Stated exercise » Locate the string "image" in the listing below. Copy every line where it is found.

== Data entries ==

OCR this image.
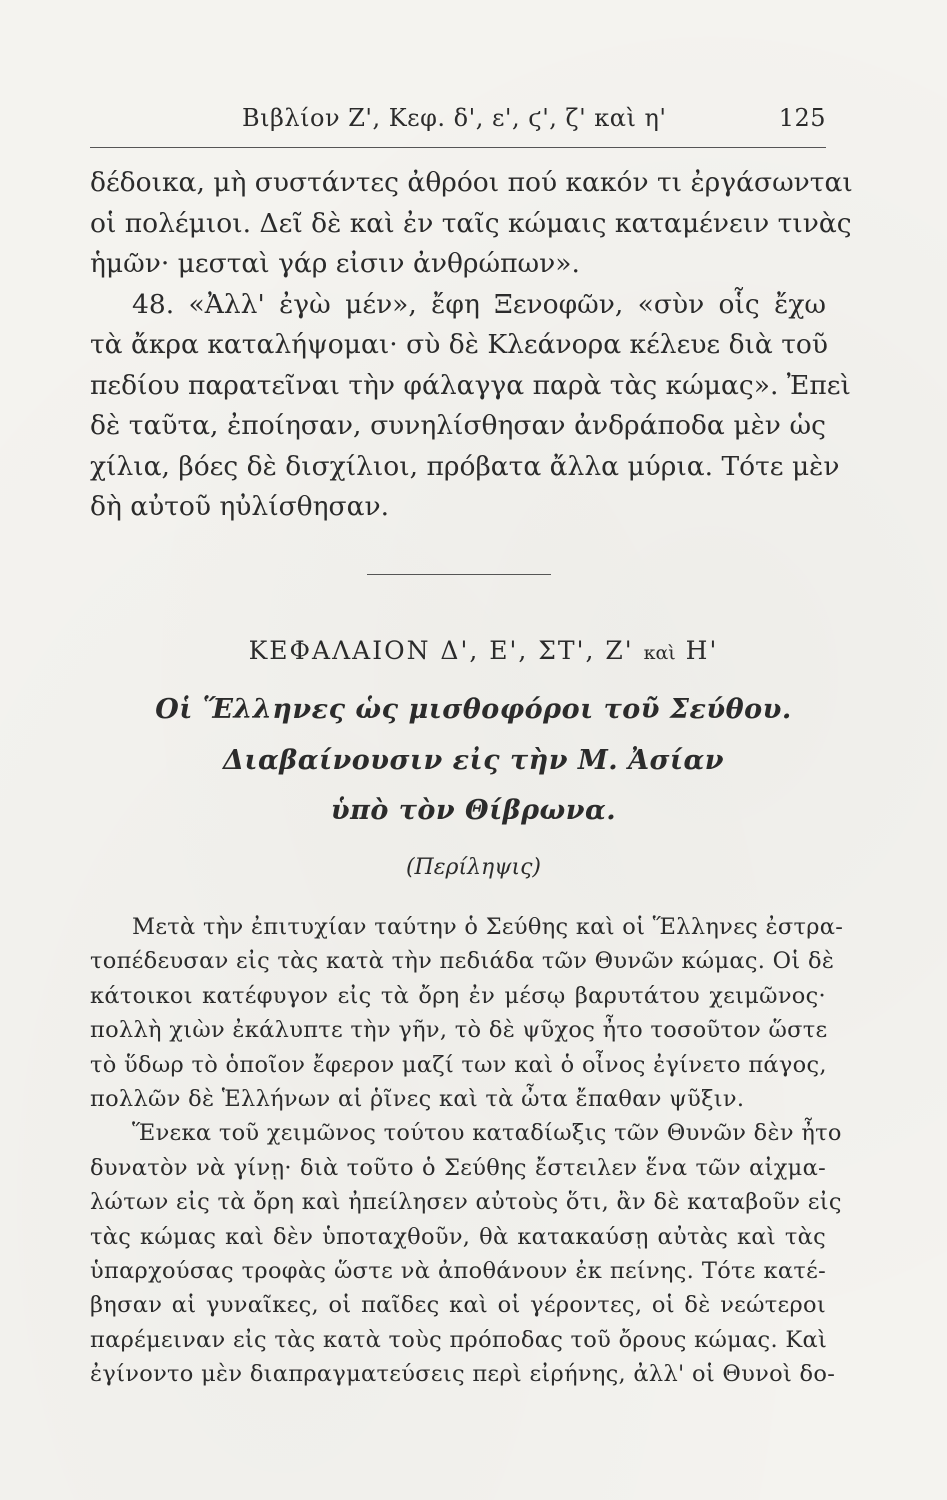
Βιβλίον Ζ', Κεφ. δ', ε', ϛ', ζ' καὶ η'	125
δέδοικα, μὴ συστάντες ἀθρόοι πού κακόν τι ἐργάσωνται
οἱ πολέμιοι. Δεῖ δὲ καὶ ἐν ταῖς κώμαις καταμένειν τινὰς
ἡμῶν· μεσταὶ γάρ εἰσιν ἀνθρώπων».
48. «Ἀλλ' ἐγὼ μέν», ἔφη Ξενοφῶν, «σὺν οἷς ἔχω
τὰ ἄκρα καταλήψομαι· σὺ δὲ Κλεάνορα κέλευε διὰ τοῦ
πεδίου παρατεῖναι τὴν φάλαγγα παρὰ τὰς κώμας». Ἐπεὶ
δὲ ταῦτα, ἐποίησαν, συνηλίσθησαν ἀνδράποδα μὲν ὡς
χίλια, βόες δὲ δισχίλιοι, πρόβατα ἄλλα μύρια. Τότε μὲν
δὴ αὐτοῦ ηὐλίσθησαν.
ΚΕΦΑΛΑΙΟΝ Δ', Ε', ΣΤ', Ζ' καὶ Η'
Οἱ Ἕλληνες ὡς μισθοφόροι τοῦ Σεύθου.
Διαβαίνουσιν εἰς τὴν Μ. Ἀσίαν
ὑπὸ τὸν Θίβρωνα.
(Περίληψις)
Μετὰ τὴν ἐπιτυχίαν ταύτην ὁ Σεύθης καὶ οἱ Ἕλληνες ἐστρα-
τοπέδευσαν εἰς τὰς κατὰ τὴν πεδιάδα τῶν Θυνῶν κώμας. Οἱ δὲ
κάτοικοι κατέφυγον εἰς τὰ ὄρη ἐν μέσῳ βαρυτάτου χειμῶνος·
πολλὴ χιὼν ἐκάλυπτε τὴν γῆν, τὸ δὲ ψῦχος ἦτο τοσοῦτον ὥστε
τὸ ὕδωρ τὸ ὁποῖον ἔφερον μαζί των καὶ ὁ οἶνος ἐγίνετο πάγος,
πολλῶν δὲ Ἑλλήνων αἱ ῥῖνες καὶ τὰ ὦτα ἔπαθαν ψῦξιν.
Ἕνεκα τοῦ χειμῶνος τούτου καταδίωξις τῶν Θυνῶν δὲν ἦτο
δυνατὸν νὰ γίνῃ· διὰ τοῦτο ὁ Σεύθης ἔστειλεν ἕνα τῶν αἰχμα-
λώτων εἰς τὰ ὄρη καὶ ἠπείλησεν αὐτοὺς ὅτι, ἂν δὲ καταβοῦν εἰς
τὰς κώμας καὶ δὲν ὑποταχθοῦν, θὰ κατακαύσῃ αὐτὰς καὶ τὰς
ὑπαρχούσας τροφὰς ὥστε νὰ ἀποθάνουν ἐκ πείνης. Τότε κατέ-
βησαν αἱ γυναῖκες, οἱ παῖδες καὶ οἱ γέροντες, οἱ δὲ νεώτεροι
παρέμειναν εἰς τὰς κατὰ τοὺς πρόποδας τοῦ ὄρους κώμας. Καὶ
ἐγίνοντο μὲν διαπραγματεύσεις περὶ εἰρήνης, ἀλλ' οἱ Θυνοὶ δο-
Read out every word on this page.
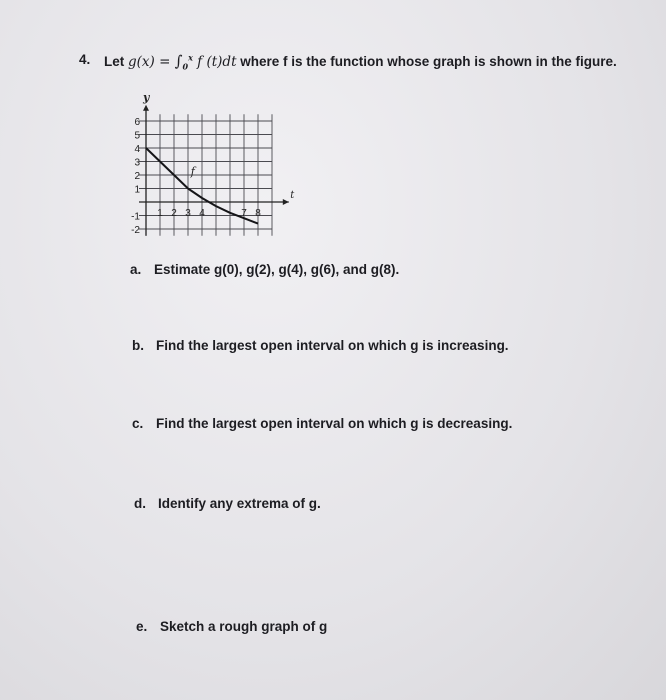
4. Let $g(x) = \int_0^x$ f (t)dt where f is the function whose graph is shown in the figure.
y
t
6
5
4
3
2
1
-1
-2
1 2 3 4	7 8
f
a. Estimate g(0), g(2), g(4), g(6), and g(8).
b. Find the largest open interval on which g is increasing.
c. Find the largest open interval on which g is decreasing.
d. Identify any extrema of g.
e. Sketch a rough graph of g
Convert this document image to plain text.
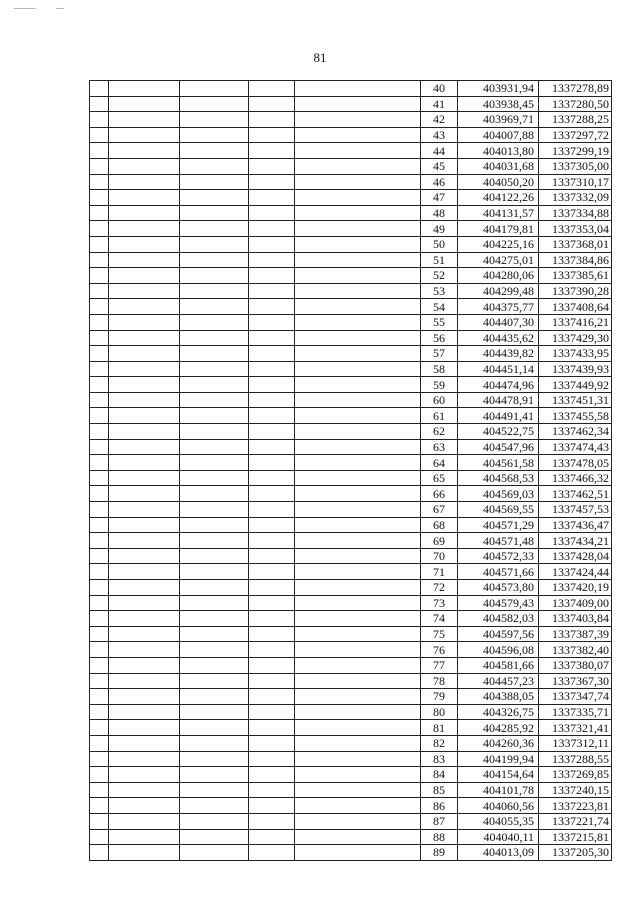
81
					40	403931,94	1337278,89
					41	403938,45	1337280,50
					42	403969,71	1337288,25
					43	404007,88	1337297,72
					44	404013,80	1337299,19
					45	404031,68	1337305,00
					46	404050,20	1337310,17
					47	404122,26	1337332,09
					48	404131,57	1337334,88
					49	404179,81	1337353,04
					50	404225,16	1337368,01
					51	404275,01	1337384,86
					52	404280,06	1337385,61
					53	404299,48	1337390,28
					54	404375,77	1337408,64
					55	404407,30	1337416,21
					56	404435,62	1337429,30
					57	404439,82	1337433,95
					58	404451,14	1337439,93
					59	404474,96	1337449,92
					60	404478,91	1337451,31
					61	404491,41	1337455,58
					62	404522,75	1337462,34
					63	404547,96	1337474,43
					64	404561,58	1337478,05
					65	404568,53	1337466,32
					66	404569,03	1337462,51
					67	404569,55	1337457,53
					68	404571,29	1337436,47
					69	404571,48	1337434,21
					70	404572,33	1337428,04
					71	404571,66	1337424,44
					72	404573,80	1337420,19
					73	404579,43	1337409,00
					74	404582,03	1337403,84
					75	404597,56	1337387,39
					76	404596,08	1337382,40
					77	404581,66	1337380,07
					78	404457,23	1337367,30
					79	404388,05	1337347,74
					80	404326,75	1337335,71
					81	404285,92	1337321,41
					82	404260,36	1337312,11
					83	404199,94	1337288,55
					84	404154,64	1337269,85
					85	404101,78	1337240,15
					86	404060,56	1337223,81
					87	404055,35	1337221,74
					88	404040,11	1337215,81
					89	404013,09	1337205,30
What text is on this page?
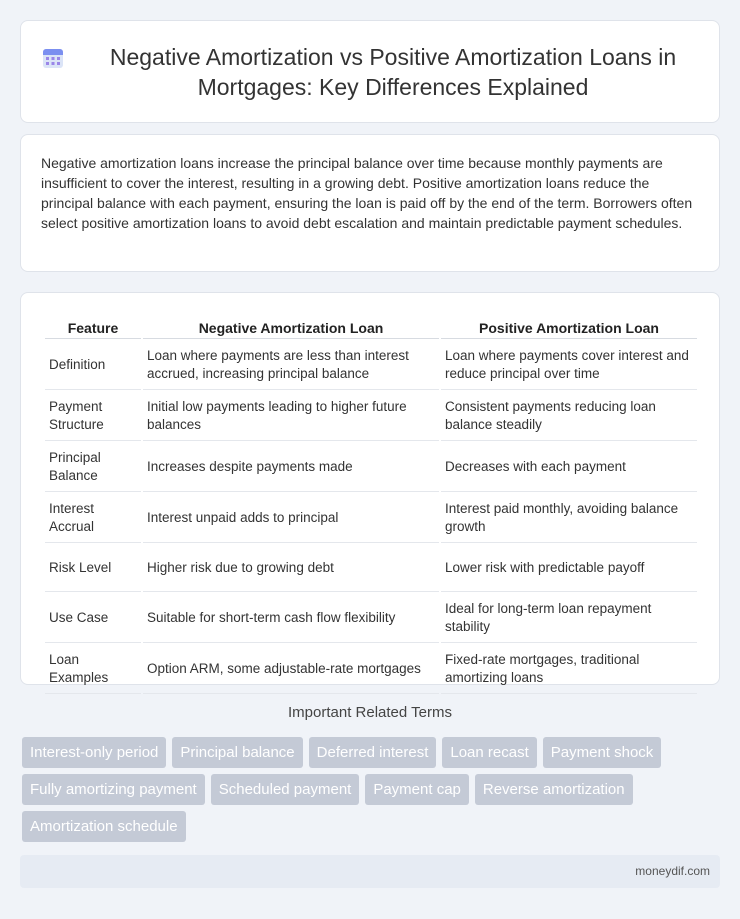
Negative Amortization vs Positive Amortization Loans in Mortgages: Key Differences Explained

Negative amortization loans increase the principal balance over time because monthly payments are insufficient to cover the interest, resulting in a growing debt. Positive amortization loans reduce the principal balance with each payment, ensuring the loan is paid off by the end of the term. Borrowers often select positive amortization loans to avoid debt escalation and maintain predictable payment schedules.

Feature	Negative Amortization Loan	Positive Amortization Loan
Definition	Loan where payments are less than interest accrued, increasing principal balance	Loan where payments cover interest and reduce principal over time
Payment Structure	Initial low payments leading to higher future balances	Consistent payments reducing loan balance steadily
Principal Balance	Increases despite payments made	Decreases with each payment
Interest Accrual	Interest unpaid adds to principal	Interest paid monthly, avoiding balance growth
Risk Level	Higher risk due to growing debt	Lower risk with predictable payoff
Use Case	Suitable for short-term cash flow flexibility	Ideal for long-term loan repayment stability
Loan Examples	Option ARM, some adjustable-rate mortgages	Fixed-rate mortgages, traditional amortizing loans
Important Related Terms
Interest-only period	Principal balance	Deferred interest	Loan recast	Payment shock
Fully amortizing payment	Scheduled payment	Payment cap	Reverse amortization
Amortization schedule
moneydif.com
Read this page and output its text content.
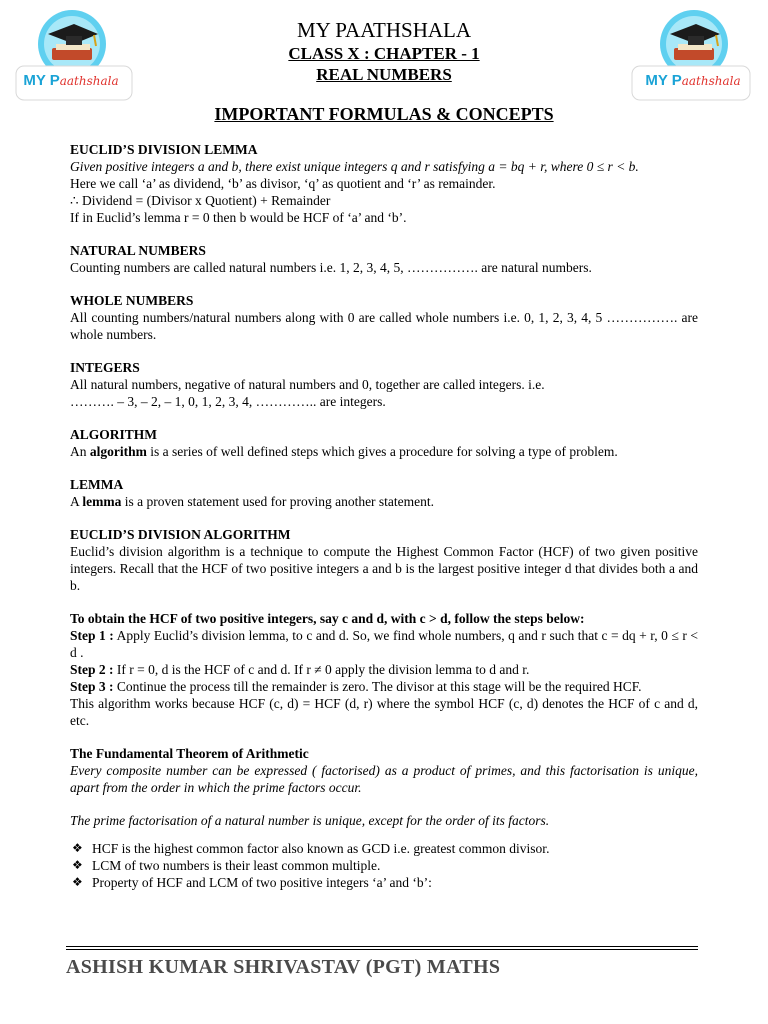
MY Paathshala	MY Paathshala
MY PAATHSHALA
CLASS X : CHAPTER - 1
REAL NUMBERS
IMPORTANT FORMULAS & CONCEPTS

EUCLID’S DIVISION LEMMA

Given positive integers a and b, there exist unique integers q and r satisfying a = bq + r, where 0 ≤ r < b.

Here we call ‘a’ as dividend, ‘b’ as divisor, ‘q’ as quotient and ‘r’ as remainder.

∴ Dividend = (Divisor x Quotient) + Remainder

If in Euclid’s lemma r = 0 then b would be HCF of ‘a’ and ‘b’.

NATURAL NUMBERS

Counting numbers are called natural numbers i.e. 1, 2, 3, 4, 5, ……………. are natural numbers.

WHOLE NUMBERS

All counting numbers/natural numbers along with 0 are called whole numbers i.e. 0, 1, 2, 3, 4, 5 ……………. are whole numbers.

INTEGERS

All natural numbers, negative of natural numbers and 0, together are called integers. i.e.

………. – 3, – 2, – 1, 0, 1, 2, 3, 4, ………….. are integers.

ALGORITHM

An algorithm is a series of well defined steps which gives a procedure for solving a type of problem.

LEMMA

A lemma is a proven statement used for proving another statement.

EUCLID’S DIVISION ALGORITHM

Euclid’s division algorithm is a technique to compute the Highest Common Factor (HCF) of two given positive integers. Recall that the HCF of two positive integers a and b is the largest positive integer d that divides both a and b.

To obtain the HCF of two positive integers, say c and d, with c > d, follow the steps below:

Step 1 : Apply Euclid’s division lemma, to c and d. So, we find whole numbers, q and r such that c = dq + r, 0 ≤ r < d .

Step 2 : If r = 0, d is the HCF of c and d. If r ≠ 0 apply the division lemma to d and r.

Step 3 : Continue the process till the remainder is zero. The divisor at this stage will be the required HCF.

This algorithm works because HCF (c, d) = HCF (d, r) where the symbol HCF (c, d) denotes the HCF of c and d, etc.

The Fundamental Theorem of Arithmetic

Every composite number can be expressed ( factorised) as a product of primes, and this factorisation is unique, apart from the order in which the prime factors occur.

The prime factorisation of a natural number is unique, except for the order of its factors.

❖ HCF is the highest common factor also known as GCD i.e. greatest common divisor.
❖ LCM of two numbers is their least common multiple.
❖ Property of HCF and LCM of two positive integers ‘a’ and ‘b’:
ASHISH KUMAR SHRIVASTAV (PGT) MATHS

===

Response below »
OCR this image.
Convert this document image to plain text.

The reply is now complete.